▶ [What is being asked]: Using the listing below, report all lines holding the word "Block".

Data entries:
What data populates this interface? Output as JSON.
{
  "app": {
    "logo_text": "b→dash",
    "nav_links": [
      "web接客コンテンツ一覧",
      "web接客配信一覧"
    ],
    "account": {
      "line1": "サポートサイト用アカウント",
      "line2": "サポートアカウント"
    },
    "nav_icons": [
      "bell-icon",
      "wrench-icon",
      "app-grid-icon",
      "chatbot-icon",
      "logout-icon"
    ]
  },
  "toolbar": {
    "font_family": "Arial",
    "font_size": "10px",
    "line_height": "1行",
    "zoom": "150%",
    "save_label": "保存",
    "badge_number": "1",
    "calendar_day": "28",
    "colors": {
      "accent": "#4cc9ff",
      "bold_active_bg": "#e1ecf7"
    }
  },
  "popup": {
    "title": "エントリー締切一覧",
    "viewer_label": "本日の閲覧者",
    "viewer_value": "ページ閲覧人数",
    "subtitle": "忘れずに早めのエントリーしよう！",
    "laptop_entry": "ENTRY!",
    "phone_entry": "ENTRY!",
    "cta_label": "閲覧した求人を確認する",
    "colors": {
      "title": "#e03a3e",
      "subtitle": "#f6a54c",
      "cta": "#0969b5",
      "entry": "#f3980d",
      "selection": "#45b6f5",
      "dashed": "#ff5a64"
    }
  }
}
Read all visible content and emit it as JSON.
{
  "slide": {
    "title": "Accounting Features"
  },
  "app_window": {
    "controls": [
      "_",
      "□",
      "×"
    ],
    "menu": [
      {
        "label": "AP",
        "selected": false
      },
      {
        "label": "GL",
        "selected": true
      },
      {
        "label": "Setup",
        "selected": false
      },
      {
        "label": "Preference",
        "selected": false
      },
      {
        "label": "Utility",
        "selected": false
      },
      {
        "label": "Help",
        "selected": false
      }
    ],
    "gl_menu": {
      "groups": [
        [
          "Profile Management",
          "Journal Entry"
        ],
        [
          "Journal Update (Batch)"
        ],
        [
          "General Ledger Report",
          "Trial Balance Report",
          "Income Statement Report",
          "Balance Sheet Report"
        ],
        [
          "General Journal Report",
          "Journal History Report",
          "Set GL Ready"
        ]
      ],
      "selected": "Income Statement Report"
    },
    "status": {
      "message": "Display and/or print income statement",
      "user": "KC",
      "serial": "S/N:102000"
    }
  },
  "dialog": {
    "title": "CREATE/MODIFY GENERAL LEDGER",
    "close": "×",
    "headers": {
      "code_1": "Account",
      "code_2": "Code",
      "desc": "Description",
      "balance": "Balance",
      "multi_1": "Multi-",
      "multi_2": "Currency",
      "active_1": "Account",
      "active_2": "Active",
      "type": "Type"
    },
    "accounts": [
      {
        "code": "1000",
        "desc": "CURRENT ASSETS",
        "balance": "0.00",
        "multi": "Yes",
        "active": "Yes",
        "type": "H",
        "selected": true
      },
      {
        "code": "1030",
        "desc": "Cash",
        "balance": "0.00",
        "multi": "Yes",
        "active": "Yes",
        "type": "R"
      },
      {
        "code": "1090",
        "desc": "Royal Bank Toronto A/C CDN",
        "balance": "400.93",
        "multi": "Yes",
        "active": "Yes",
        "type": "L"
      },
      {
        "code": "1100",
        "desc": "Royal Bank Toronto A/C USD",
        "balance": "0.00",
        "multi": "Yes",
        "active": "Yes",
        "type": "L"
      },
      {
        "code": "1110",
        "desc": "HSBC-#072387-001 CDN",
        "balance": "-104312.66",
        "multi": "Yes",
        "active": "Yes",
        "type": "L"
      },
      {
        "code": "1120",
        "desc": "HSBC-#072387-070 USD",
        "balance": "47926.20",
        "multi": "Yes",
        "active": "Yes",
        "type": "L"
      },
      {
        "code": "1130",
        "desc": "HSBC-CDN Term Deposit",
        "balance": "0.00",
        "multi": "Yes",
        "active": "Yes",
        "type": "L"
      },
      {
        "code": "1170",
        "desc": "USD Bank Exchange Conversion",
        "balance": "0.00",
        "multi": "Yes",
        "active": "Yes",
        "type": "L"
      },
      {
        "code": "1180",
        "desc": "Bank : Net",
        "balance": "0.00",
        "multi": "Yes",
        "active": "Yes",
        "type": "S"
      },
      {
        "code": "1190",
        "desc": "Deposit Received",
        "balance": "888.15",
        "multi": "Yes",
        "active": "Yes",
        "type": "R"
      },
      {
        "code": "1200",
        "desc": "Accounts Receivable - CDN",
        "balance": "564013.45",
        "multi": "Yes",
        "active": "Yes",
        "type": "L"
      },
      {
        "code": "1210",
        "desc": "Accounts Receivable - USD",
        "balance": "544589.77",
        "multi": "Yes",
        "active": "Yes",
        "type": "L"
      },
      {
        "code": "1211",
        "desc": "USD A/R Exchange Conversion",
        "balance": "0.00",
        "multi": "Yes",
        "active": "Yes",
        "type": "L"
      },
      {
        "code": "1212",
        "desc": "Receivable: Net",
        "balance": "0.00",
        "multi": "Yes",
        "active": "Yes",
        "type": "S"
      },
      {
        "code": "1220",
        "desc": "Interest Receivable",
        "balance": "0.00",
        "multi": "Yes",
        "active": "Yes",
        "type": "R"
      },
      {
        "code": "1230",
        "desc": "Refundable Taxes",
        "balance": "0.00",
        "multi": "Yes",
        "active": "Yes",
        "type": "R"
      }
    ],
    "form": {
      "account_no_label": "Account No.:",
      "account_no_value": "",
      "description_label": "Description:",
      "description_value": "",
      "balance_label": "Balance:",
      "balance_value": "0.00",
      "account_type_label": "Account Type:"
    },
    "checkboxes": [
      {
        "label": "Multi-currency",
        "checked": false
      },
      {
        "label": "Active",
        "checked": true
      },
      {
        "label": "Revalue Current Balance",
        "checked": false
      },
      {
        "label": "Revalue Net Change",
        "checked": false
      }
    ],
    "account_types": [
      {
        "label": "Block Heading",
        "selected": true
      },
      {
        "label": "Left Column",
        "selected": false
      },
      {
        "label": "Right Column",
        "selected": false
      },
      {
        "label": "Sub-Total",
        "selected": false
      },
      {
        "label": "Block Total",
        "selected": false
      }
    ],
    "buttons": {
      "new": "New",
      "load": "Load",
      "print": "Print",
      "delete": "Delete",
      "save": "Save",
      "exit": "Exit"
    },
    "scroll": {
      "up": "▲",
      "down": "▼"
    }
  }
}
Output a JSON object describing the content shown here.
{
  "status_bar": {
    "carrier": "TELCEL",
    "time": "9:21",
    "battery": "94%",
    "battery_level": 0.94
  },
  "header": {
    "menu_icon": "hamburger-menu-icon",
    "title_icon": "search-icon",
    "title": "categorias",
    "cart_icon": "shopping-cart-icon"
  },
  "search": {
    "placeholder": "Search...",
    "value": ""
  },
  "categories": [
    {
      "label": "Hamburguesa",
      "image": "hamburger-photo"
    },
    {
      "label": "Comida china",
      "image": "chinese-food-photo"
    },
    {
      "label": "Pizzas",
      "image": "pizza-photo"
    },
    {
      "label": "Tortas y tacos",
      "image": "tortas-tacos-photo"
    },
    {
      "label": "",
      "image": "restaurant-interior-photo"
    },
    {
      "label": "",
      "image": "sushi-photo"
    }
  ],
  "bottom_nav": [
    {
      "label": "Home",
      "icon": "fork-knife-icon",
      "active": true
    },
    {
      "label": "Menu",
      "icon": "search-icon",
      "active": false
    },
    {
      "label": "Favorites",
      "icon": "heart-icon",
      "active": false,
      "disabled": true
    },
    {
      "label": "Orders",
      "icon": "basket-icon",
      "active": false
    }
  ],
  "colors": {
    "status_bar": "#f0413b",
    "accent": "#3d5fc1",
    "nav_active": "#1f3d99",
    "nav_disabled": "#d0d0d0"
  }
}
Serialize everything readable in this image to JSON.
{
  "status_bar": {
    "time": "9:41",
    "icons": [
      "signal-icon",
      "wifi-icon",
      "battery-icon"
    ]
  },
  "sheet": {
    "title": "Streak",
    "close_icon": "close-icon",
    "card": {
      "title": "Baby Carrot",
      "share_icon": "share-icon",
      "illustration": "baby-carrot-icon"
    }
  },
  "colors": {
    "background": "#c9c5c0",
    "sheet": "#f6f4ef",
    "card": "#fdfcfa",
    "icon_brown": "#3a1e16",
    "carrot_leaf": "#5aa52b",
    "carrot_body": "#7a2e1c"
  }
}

▶ [Solution]:
        "label": "Block Heading",
        "label": "Block Total",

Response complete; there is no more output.